GIVEN EXERCISE: Everything in the listing should be restated word for word.

★ ★ ★

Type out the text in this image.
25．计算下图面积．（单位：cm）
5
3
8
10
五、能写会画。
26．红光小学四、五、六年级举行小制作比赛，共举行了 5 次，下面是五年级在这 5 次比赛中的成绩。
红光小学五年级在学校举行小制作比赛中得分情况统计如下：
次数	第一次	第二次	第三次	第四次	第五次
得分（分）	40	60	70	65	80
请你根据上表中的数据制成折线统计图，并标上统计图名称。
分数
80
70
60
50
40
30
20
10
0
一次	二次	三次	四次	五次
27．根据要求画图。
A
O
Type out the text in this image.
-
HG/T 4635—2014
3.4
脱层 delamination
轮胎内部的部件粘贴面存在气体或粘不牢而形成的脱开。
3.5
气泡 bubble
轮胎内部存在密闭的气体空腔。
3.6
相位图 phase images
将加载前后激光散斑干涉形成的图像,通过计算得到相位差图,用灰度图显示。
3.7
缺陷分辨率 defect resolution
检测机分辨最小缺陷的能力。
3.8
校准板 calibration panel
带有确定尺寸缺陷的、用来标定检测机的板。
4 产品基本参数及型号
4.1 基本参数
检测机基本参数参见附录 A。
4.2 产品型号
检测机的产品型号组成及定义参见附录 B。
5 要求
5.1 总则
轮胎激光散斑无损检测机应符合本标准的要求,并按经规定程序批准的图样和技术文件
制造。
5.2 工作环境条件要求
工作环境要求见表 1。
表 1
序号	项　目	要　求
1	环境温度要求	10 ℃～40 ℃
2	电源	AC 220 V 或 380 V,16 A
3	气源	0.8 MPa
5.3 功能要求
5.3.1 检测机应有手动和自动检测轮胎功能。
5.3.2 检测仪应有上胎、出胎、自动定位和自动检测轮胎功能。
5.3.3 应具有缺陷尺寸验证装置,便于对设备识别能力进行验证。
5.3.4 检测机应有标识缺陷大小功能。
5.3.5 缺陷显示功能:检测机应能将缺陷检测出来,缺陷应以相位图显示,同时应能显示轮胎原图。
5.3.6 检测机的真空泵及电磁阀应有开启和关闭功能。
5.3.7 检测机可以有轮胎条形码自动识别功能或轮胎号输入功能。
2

★ ★ ★

OUTPUT FOR THIS EXERCISE:
Type out the text in this image.
25．计算下图面积．（单位：cm）
5
3
8
10
五、能写会画。
26．红光小学四、五、六年级举行小制作比赛，共举行了 5 次，下面是五年级在这 5 次比赛中的成绩。
红光小学五年级在学校举行小制作比赛中得分情况统计如下：
次数	第一次	第二次	第三次	第四次	第五次
得分（分）	40	60	70	65	80
请你根据上表中的数据制成折线统计图，并标上统计图名称。
分数
80
70
60
50
40
30
20
10
0
一次	二次	三次	四次	五次
27．根据要求画图。
A
O
Type out the text in this image.
-
HG/T 4635—2014
3.4
脱层 delamination
轮胎内部的部件粘贴面存在气体或粘不牢而形成的脱开。
3.5
气泡 bubble
轮胎内部存在密闭的气体空腔。
3.6
相位图 phase images
将加载前后激光散斑干涉形成的图像,通过计算得到相位差图,用灰度图显示。
3.7
缺陷分辨率 defect resolution
检测机分辨最小缺陷的能力。
3.8
校准板 calibration panel
带有确定尺寸缺陷的、用来标定检测机的板。
4 产品基本参数及型号
4.1 基本参数
检测机基本参数参见附录 A。
4.2 产品型号
检测机的产品型号组成及定义参见附录 B。
5 要求
5.1 总则
轮胎激光散斑无损检测机应符合本标准的要求,并按经规定程序批准的图样和技术文件
制造。
5.2 工作环境条件要求
工作环境要求见表 1。
表 1
序号	项　目	要　求
1	环境温度要求	10 ℃～40 ℃
2	电源	AC 220 V 或 380 V,16 A
3	气源	0.8 MPa
5.3 功能要求
5.3.1 检测机应有手动和自动检测轮胎功能。
5.3.2 检测仪应有上胎、出胎、自动定位和自动检测轮胎功能。
5.3.3 应具有缺陷尺寸验证装置,便于对设备识别能力进行验证。
5.3.4 检测机应有标识缺陷大小功能。
5.3.5 缺陷显示功能:检测机应能将缺陷检测出来,缺陷应以相位图显示,同时应能显示轮胎原图。
5.3.6 检测机的真空泵及电磁阀应有开启和关闭功能。
5.3.7 检测机可以有轮胎条形码自动识别功能或轮胎号输入功能。
2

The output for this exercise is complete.